### What the exercise asks
Work out how many lines hold the string "JAVA". The answer is a single number, nothing more.

Stored data:
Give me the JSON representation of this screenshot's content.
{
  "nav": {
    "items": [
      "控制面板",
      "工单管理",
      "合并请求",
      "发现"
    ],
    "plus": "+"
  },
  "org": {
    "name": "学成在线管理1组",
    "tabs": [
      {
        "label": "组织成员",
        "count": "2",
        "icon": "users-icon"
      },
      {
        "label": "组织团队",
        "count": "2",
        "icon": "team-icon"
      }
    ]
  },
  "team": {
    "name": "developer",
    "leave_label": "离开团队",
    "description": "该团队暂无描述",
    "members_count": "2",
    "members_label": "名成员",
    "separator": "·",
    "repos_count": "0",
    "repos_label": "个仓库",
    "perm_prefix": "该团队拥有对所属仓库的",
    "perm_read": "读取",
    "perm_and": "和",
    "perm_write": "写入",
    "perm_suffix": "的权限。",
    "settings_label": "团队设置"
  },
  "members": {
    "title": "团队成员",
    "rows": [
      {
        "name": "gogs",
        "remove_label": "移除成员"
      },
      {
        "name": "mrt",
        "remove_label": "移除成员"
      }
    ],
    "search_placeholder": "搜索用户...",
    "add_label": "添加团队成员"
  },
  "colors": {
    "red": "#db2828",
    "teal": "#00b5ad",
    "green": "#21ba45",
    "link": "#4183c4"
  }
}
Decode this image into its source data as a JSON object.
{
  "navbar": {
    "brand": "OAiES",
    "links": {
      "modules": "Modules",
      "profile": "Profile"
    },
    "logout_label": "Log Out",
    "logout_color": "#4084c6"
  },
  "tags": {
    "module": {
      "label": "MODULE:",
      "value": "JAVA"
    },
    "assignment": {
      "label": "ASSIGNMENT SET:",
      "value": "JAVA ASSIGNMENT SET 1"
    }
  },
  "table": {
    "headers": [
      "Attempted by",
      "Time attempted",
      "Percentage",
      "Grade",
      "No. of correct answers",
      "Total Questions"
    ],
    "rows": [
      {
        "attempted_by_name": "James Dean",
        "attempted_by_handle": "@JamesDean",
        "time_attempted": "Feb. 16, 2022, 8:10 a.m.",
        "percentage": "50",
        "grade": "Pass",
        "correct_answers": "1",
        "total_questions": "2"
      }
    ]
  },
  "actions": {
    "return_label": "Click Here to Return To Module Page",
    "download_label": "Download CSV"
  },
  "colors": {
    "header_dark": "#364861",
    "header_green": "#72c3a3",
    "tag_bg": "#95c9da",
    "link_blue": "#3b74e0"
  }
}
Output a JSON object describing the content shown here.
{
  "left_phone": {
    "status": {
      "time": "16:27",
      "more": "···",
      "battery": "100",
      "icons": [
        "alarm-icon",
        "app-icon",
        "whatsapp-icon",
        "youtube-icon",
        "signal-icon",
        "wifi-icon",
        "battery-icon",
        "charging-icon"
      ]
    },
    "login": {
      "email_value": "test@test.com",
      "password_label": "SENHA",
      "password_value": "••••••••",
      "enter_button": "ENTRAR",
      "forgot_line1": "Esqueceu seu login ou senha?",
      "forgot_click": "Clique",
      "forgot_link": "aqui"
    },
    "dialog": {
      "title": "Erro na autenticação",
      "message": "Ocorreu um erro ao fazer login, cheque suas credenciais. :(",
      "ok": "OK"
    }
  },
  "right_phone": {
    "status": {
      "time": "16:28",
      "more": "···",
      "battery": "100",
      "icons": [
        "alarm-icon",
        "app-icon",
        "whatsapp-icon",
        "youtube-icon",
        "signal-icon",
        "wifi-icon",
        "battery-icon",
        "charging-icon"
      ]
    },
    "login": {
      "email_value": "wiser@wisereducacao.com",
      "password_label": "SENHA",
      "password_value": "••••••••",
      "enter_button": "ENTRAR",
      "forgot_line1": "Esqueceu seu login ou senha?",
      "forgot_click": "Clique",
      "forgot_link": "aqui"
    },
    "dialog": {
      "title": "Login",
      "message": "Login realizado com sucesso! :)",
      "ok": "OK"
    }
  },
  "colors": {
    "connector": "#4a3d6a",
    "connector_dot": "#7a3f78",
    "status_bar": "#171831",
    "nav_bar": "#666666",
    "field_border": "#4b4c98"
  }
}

### Complete output
2